List each line of the data that holds the string "derivative", please.
· · · ·
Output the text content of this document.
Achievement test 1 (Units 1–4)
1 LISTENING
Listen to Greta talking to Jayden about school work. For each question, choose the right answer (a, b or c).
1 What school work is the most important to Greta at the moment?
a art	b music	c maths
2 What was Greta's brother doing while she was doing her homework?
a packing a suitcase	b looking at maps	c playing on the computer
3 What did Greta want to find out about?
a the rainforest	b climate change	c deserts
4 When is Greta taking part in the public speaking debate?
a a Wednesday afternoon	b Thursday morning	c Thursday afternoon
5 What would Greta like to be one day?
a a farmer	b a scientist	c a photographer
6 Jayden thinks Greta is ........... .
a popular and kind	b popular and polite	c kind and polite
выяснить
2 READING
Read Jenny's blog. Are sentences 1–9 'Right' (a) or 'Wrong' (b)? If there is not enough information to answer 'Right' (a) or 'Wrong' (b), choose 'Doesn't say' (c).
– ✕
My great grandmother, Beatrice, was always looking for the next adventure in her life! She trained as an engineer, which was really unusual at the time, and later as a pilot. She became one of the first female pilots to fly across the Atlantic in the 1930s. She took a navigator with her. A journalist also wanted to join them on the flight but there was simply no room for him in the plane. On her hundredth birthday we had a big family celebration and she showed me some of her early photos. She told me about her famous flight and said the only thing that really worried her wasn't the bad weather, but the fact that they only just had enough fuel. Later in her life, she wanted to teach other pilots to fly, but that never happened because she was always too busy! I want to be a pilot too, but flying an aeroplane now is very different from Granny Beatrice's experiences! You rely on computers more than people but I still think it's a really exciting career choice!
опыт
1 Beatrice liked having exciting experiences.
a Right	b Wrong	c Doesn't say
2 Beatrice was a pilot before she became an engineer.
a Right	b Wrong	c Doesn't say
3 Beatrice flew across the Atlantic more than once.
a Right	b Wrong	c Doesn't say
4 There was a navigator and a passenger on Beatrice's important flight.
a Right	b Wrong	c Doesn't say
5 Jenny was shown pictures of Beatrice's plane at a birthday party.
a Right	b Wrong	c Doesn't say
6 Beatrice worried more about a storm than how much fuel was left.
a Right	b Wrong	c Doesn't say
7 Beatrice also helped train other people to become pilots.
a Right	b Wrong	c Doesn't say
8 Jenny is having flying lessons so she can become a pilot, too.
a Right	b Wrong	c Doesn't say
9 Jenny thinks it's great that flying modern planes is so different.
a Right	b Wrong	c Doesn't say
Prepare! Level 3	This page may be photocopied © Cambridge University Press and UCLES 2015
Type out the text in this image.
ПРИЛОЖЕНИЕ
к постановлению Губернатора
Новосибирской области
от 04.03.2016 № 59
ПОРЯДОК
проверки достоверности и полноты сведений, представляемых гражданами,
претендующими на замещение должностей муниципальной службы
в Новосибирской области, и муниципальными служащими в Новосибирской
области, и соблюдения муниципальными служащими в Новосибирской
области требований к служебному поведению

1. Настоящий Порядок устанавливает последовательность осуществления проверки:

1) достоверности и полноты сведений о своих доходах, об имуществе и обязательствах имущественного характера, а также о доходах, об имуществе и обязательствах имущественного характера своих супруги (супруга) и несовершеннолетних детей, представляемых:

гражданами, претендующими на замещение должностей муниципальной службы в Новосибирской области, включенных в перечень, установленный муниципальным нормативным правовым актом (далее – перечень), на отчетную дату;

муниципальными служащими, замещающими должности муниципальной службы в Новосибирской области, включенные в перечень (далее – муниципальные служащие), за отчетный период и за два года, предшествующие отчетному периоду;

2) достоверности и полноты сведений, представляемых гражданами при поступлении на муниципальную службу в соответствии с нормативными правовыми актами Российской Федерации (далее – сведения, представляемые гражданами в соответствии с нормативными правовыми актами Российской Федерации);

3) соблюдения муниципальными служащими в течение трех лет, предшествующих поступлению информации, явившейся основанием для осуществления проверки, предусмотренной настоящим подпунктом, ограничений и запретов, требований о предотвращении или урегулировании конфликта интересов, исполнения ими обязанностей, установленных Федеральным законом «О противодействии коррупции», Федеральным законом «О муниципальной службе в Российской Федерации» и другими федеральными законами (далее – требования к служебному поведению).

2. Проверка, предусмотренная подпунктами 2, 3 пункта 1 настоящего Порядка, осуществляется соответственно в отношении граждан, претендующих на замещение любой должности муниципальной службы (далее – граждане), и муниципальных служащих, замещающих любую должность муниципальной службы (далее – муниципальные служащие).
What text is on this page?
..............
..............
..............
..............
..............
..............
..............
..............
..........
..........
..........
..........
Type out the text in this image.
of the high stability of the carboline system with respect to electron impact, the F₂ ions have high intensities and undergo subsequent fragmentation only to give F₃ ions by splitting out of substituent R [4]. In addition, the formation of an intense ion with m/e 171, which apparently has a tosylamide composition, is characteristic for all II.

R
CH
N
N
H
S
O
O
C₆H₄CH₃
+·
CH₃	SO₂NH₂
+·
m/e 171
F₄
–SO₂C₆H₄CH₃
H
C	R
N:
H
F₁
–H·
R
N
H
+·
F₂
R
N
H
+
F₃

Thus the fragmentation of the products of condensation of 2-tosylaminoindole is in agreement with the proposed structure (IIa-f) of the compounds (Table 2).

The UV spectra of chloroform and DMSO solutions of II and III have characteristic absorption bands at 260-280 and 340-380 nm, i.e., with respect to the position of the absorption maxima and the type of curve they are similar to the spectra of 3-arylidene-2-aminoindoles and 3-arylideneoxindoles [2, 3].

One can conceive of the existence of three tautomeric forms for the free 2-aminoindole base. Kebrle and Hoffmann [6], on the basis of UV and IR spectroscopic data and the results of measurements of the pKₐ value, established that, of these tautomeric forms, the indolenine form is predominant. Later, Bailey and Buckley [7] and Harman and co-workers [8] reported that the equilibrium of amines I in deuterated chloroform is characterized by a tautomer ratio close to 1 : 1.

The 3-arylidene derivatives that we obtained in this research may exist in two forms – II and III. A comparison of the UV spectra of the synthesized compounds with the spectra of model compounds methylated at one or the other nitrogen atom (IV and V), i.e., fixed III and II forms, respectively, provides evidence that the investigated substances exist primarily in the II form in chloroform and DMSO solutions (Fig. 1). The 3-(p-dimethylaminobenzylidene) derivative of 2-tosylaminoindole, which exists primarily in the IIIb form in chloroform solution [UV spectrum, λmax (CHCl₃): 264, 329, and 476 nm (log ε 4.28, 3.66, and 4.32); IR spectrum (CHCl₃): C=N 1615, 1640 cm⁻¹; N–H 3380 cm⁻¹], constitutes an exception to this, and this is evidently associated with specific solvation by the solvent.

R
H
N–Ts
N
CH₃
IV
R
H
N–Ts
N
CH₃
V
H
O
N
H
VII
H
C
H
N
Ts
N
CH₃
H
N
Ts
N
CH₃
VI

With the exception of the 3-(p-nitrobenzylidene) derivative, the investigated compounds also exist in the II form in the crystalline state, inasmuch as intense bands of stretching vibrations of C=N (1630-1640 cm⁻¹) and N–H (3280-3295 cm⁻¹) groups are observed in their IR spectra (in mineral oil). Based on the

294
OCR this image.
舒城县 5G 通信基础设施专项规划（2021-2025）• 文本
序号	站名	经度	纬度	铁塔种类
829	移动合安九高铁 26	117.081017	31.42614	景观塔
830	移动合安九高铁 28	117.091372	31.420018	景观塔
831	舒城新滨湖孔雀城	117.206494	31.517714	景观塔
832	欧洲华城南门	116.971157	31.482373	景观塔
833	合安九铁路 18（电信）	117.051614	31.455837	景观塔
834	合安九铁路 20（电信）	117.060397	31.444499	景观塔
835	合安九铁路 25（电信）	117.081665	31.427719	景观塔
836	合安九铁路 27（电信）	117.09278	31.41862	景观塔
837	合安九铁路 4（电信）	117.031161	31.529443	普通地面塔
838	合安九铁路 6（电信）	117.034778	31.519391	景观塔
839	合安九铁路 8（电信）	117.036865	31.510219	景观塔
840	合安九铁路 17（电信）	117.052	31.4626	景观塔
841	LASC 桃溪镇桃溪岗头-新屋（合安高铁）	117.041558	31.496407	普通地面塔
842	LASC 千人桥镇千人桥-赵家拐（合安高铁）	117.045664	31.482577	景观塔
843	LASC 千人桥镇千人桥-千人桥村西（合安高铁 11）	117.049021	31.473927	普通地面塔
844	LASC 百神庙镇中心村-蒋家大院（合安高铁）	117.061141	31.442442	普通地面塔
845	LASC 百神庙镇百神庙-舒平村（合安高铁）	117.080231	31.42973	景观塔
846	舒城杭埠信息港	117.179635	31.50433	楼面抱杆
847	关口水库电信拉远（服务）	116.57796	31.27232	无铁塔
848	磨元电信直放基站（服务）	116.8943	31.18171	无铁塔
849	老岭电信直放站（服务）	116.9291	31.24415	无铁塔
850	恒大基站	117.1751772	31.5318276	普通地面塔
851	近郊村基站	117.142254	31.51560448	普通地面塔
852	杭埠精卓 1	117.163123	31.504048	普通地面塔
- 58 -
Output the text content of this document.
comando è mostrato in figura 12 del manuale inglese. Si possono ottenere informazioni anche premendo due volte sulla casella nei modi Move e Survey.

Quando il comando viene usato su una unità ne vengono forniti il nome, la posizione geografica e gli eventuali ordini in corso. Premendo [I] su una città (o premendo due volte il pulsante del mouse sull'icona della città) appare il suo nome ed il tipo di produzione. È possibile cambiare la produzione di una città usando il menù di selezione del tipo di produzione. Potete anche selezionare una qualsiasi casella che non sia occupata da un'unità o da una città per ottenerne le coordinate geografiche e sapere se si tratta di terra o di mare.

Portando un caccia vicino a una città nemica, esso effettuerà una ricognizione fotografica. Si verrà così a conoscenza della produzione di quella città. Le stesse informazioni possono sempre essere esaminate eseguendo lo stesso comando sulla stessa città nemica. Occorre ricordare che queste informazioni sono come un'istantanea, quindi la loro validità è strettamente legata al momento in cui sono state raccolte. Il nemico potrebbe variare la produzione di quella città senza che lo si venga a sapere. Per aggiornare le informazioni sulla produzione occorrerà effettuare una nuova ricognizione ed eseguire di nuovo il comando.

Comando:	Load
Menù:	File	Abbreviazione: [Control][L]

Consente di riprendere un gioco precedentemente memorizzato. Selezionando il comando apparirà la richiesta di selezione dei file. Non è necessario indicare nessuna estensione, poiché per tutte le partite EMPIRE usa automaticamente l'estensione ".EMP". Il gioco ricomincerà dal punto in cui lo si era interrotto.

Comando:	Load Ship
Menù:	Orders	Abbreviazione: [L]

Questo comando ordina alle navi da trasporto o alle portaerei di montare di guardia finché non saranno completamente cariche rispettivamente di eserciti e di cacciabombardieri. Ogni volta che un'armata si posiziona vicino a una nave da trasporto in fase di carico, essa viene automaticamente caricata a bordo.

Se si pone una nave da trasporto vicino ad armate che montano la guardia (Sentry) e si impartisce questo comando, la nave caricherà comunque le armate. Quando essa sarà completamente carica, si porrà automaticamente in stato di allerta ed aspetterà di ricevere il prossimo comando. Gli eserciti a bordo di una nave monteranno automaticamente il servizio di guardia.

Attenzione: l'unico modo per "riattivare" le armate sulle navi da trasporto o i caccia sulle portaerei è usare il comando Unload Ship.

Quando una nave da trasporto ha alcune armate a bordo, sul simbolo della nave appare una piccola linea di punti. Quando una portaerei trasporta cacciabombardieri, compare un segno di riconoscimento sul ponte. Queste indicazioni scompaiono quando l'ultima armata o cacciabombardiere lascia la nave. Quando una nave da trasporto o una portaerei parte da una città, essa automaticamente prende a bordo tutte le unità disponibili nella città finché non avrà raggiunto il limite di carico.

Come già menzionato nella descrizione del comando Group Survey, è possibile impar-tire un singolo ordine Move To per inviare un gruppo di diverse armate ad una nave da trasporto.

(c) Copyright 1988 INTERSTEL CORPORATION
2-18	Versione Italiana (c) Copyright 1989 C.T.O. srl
· · · ·
Solved problem =>
The 3-arylidene derivatives that we obtained in this research may exist in two forms – II and III. A comparison of the UV spectra of the synthesized compounds with the spectra of model compounds methylated at one or the other nitrogen atom (IV and V), i.e., fixed III and II forms, respectively, provides evidence that the investigated substances exist primarily in the II form in chloroform and DMSO solutions (Fig. 1). The 3-(p-dimethylaminobenzylidene) derivative of 2-tosylaminoindole, which exists primarily in the IIIb form in chloroform solution [UV spectrum, λmax (CHCl₃): 264, 329, and 476 nm (log ε 4.28, 3.66, and 4.32); IR spectrum (CHCl₃): C=N 1615, 1640 cm⁻¹; N–H 3380 cm⁻¹], constitutes an exception to this, and this is evidently associated with specific solvation by the solvent.
With the exception of the 3-(p-nitrobenzylidene) derivative, the investigated compounds also exist in the II form in the crystalline state, inasmuch as intense bands of stretching vibrations of C=N (1630-1640 cm⁻¹) and N–H (3280-3295 cm⁻¹) groups are observed in their IR spectra (in mineral oil). Based on the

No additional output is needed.